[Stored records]

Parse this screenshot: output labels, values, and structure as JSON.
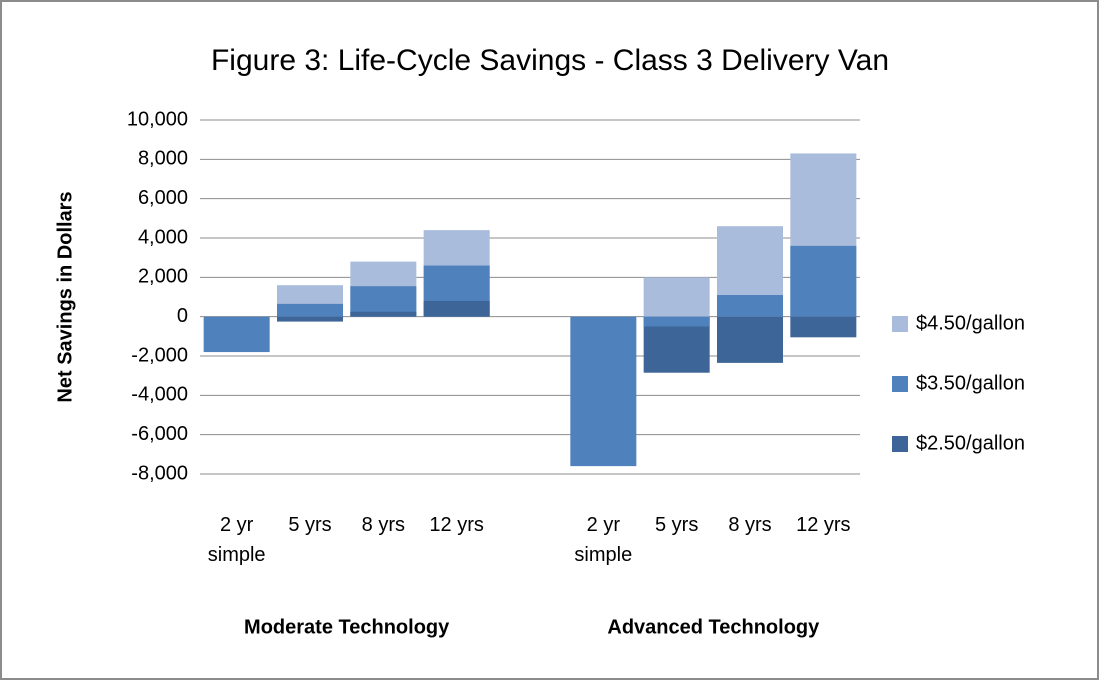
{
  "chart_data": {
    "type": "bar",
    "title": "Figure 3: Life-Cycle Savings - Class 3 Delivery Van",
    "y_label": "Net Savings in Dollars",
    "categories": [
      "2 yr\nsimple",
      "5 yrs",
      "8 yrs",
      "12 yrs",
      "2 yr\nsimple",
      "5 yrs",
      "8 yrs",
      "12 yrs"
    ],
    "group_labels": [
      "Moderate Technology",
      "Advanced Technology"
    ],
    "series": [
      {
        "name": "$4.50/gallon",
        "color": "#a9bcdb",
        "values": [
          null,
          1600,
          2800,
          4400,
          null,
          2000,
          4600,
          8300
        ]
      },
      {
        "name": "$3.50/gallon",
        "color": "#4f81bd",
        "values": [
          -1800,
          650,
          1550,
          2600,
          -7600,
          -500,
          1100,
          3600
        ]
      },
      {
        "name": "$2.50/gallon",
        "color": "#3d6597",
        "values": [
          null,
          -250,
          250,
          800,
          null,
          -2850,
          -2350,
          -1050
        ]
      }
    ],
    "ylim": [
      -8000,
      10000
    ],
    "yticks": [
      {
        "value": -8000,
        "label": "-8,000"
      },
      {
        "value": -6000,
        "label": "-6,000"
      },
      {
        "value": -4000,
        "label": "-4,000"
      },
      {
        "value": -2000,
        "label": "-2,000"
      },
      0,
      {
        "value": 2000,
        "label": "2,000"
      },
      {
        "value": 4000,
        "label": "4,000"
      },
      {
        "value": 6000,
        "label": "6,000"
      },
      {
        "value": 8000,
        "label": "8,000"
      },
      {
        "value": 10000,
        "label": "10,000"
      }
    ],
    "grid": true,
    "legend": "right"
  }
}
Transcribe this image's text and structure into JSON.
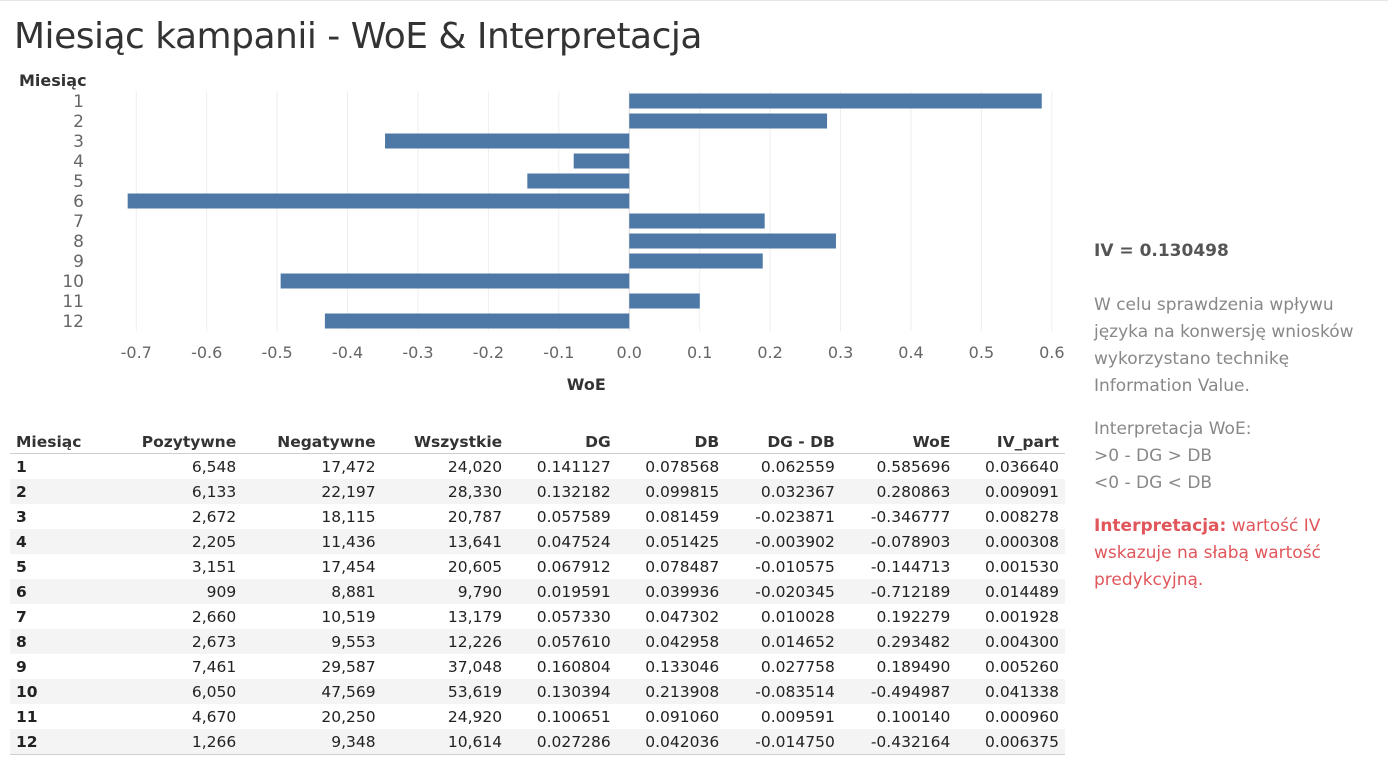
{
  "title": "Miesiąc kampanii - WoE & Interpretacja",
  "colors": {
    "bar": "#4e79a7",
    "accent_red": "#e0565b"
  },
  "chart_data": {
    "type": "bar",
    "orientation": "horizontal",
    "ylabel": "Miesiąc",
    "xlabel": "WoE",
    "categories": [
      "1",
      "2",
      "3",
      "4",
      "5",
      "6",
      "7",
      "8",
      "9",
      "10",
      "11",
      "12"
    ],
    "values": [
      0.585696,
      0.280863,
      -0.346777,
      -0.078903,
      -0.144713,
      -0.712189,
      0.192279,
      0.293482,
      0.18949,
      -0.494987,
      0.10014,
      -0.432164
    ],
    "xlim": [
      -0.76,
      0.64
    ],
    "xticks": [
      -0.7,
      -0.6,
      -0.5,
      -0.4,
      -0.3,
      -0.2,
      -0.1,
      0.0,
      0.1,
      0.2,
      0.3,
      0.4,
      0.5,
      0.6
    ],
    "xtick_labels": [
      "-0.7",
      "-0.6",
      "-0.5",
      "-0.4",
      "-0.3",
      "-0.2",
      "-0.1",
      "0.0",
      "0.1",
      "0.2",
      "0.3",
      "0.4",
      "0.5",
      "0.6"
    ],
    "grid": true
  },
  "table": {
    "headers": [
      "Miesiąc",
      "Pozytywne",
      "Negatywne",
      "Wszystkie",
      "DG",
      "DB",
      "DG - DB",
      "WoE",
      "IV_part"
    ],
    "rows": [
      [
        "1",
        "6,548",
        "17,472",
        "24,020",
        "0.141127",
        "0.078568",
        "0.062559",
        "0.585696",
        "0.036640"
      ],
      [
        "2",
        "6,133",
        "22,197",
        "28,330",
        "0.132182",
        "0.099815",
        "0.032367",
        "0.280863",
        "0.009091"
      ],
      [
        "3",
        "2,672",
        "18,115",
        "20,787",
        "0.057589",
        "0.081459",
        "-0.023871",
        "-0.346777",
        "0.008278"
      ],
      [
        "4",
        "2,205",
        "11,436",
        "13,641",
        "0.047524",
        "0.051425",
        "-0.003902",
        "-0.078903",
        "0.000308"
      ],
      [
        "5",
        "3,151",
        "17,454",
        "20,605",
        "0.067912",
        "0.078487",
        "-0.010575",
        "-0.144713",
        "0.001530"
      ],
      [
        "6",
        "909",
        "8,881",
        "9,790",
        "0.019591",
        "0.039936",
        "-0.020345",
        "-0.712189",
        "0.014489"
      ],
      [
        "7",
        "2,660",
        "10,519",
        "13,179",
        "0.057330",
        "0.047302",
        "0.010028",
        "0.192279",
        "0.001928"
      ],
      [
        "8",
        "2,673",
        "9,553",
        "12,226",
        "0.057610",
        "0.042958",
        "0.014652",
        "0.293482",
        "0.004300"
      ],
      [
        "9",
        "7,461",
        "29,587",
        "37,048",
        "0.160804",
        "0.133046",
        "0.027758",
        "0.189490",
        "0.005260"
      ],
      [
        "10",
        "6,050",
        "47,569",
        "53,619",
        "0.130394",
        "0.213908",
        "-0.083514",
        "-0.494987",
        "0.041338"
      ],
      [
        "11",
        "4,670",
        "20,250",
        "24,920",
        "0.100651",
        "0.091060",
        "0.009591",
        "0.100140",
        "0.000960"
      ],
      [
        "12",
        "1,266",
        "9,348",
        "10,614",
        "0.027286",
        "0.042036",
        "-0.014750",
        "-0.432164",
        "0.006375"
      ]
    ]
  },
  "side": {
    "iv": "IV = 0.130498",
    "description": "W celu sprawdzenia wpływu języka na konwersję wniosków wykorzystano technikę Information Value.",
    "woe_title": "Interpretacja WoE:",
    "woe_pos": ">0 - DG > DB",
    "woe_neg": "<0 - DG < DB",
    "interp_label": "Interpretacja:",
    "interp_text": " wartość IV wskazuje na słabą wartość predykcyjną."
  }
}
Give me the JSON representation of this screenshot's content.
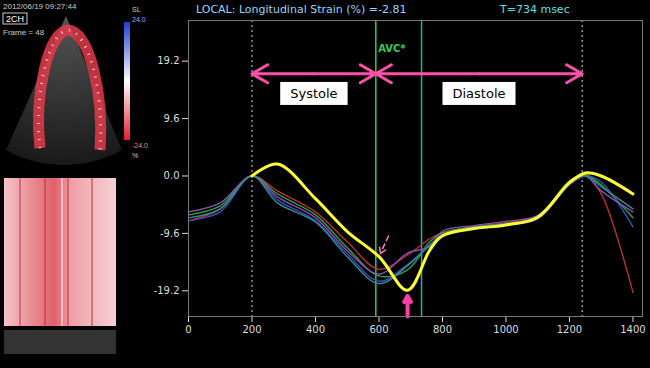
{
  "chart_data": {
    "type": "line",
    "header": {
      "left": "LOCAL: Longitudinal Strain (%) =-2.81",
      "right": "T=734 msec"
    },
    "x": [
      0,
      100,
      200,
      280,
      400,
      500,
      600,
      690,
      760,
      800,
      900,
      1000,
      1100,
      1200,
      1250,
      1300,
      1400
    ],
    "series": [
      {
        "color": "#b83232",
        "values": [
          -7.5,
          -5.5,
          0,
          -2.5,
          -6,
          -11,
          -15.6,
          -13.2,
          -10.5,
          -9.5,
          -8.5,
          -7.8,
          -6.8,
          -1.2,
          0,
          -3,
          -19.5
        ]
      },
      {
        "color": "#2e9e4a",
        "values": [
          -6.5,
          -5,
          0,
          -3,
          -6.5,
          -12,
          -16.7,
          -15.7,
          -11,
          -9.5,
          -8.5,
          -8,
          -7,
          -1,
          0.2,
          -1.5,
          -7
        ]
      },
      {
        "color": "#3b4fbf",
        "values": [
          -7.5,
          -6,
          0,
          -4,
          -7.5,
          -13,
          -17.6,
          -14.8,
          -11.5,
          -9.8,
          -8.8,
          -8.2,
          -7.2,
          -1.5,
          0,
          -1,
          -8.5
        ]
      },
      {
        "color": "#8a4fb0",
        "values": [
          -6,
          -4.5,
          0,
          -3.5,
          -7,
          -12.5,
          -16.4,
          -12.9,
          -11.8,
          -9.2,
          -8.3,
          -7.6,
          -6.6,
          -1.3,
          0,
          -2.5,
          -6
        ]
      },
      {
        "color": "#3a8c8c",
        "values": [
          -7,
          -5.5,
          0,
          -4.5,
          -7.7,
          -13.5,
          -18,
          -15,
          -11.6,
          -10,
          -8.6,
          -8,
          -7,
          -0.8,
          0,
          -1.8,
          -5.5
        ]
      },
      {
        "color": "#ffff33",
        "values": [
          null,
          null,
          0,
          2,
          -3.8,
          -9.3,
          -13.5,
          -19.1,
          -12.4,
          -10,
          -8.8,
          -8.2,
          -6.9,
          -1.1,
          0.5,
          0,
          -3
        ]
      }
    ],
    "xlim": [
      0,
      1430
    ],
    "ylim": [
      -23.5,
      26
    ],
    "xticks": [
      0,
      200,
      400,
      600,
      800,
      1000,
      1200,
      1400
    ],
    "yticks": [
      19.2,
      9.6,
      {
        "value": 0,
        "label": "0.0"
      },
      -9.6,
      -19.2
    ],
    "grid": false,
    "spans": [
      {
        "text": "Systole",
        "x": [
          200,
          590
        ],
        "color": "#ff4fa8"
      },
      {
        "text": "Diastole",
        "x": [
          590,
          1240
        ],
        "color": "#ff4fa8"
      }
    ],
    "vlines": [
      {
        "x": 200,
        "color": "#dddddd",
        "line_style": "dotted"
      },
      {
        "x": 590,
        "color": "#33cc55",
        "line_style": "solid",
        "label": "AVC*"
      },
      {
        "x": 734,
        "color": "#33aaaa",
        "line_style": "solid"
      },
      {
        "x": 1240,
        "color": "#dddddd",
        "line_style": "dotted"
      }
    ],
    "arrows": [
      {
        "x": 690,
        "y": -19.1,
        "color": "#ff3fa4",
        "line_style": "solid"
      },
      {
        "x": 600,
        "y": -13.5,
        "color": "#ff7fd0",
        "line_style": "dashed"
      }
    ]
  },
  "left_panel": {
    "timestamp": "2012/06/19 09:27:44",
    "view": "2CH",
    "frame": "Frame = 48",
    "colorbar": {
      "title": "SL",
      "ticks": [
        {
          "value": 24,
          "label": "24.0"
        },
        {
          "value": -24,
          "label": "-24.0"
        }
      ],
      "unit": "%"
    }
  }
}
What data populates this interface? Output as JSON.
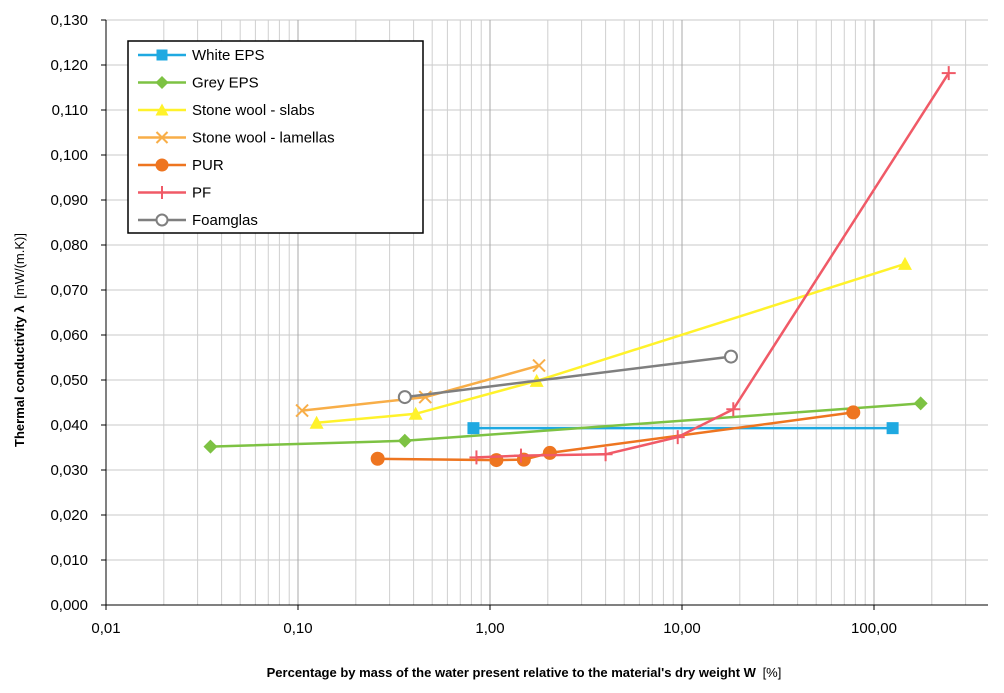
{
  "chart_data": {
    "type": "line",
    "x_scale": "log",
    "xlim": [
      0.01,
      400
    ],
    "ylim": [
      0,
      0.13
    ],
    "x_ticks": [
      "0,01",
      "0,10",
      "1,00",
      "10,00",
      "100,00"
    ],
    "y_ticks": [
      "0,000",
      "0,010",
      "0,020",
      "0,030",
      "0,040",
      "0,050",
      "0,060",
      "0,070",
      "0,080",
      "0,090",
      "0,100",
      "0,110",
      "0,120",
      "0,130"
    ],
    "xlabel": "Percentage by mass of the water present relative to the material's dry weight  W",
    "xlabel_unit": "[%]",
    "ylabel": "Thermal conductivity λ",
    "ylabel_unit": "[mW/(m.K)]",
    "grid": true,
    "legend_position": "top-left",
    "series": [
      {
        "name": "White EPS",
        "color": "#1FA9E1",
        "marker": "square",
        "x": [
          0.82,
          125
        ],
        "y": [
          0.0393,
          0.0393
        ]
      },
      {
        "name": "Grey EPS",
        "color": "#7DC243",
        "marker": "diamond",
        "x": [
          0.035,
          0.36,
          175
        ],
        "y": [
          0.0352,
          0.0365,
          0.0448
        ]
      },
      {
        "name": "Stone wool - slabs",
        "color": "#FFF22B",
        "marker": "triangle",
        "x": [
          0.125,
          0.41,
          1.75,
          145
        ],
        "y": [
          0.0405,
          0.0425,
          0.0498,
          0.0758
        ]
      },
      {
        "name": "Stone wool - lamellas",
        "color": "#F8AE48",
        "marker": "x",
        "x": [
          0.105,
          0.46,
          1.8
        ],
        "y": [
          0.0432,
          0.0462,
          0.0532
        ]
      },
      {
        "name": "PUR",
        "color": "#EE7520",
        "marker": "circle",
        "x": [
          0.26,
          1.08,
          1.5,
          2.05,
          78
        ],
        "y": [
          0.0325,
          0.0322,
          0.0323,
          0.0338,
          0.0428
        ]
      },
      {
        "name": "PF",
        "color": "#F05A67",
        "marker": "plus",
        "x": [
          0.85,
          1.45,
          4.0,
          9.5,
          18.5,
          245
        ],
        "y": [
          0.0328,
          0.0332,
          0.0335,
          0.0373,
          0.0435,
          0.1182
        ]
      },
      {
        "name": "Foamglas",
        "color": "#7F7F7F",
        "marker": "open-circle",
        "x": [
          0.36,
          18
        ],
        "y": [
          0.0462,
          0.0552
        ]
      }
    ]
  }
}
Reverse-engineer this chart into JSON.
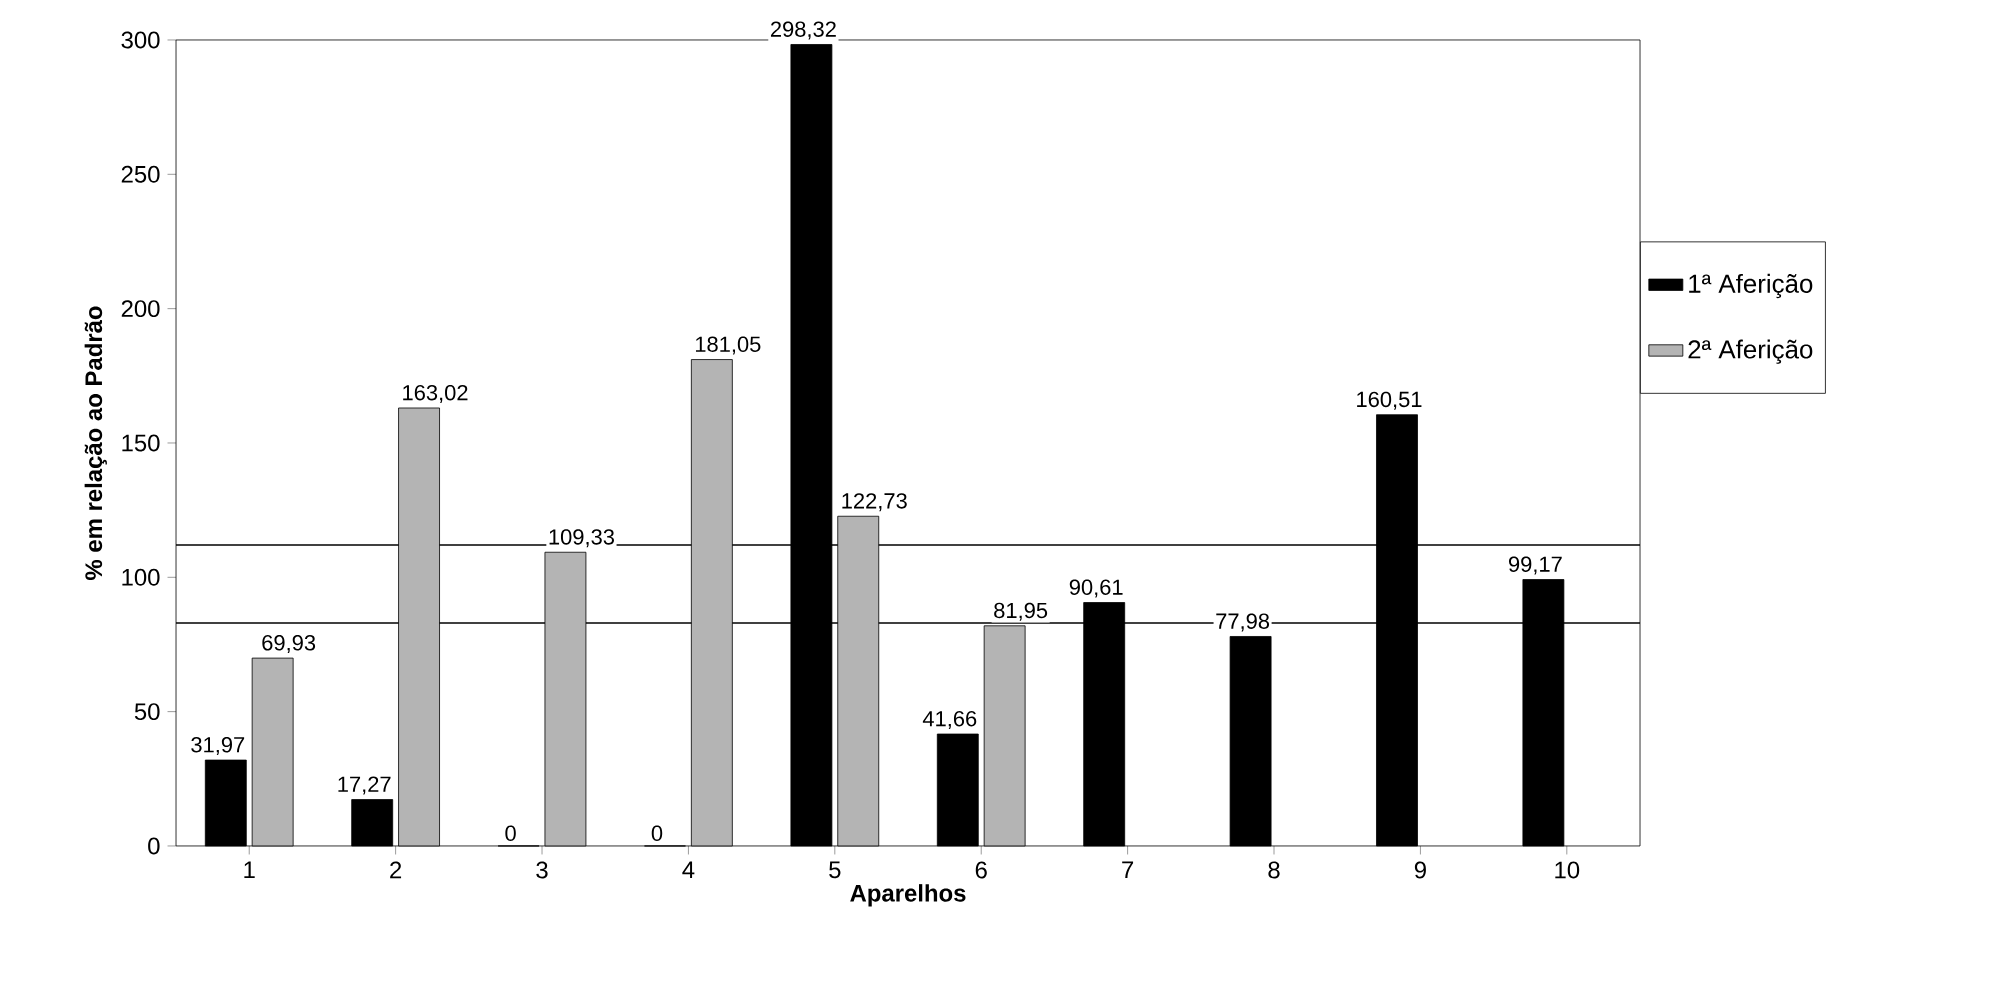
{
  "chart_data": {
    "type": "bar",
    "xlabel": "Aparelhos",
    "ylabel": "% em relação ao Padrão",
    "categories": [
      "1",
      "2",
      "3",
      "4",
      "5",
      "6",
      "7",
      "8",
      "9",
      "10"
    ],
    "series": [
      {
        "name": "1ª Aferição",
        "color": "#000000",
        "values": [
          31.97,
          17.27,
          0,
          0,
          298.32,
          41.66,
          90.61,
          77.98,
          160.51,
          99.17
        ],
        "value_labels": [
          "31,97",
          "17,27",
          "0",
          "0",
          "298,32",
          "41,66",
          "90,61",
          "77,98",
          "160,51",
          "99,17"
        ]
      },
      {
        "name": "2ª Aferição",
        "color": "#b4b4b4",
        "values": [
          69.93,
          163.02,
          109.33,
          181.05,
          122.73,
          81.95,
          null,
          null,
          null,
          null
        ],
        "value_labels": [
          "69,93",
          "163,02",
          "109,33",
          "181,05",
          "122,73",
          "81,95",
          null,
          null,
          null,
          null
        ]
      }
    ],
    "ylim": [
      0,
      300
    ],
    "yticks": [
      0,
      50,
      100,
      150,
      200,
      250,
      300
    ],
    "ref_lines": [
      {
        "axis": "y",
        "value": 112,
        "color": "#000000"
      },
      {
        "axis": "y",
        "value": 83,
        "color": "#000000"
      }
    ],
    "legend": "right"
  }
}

DIRECTIONS: Extract every line containing the string "JSON" from the data above.

TASK ANSWER:
Parse this screenshot: output labels, values, and structure as JSON.
Transcribe this image's text and structure into JSON.
Give me the JSON representation of this screenshot's content.
What data populates this interface? Output as JSON.
Reverse-engineer this chart into JSON.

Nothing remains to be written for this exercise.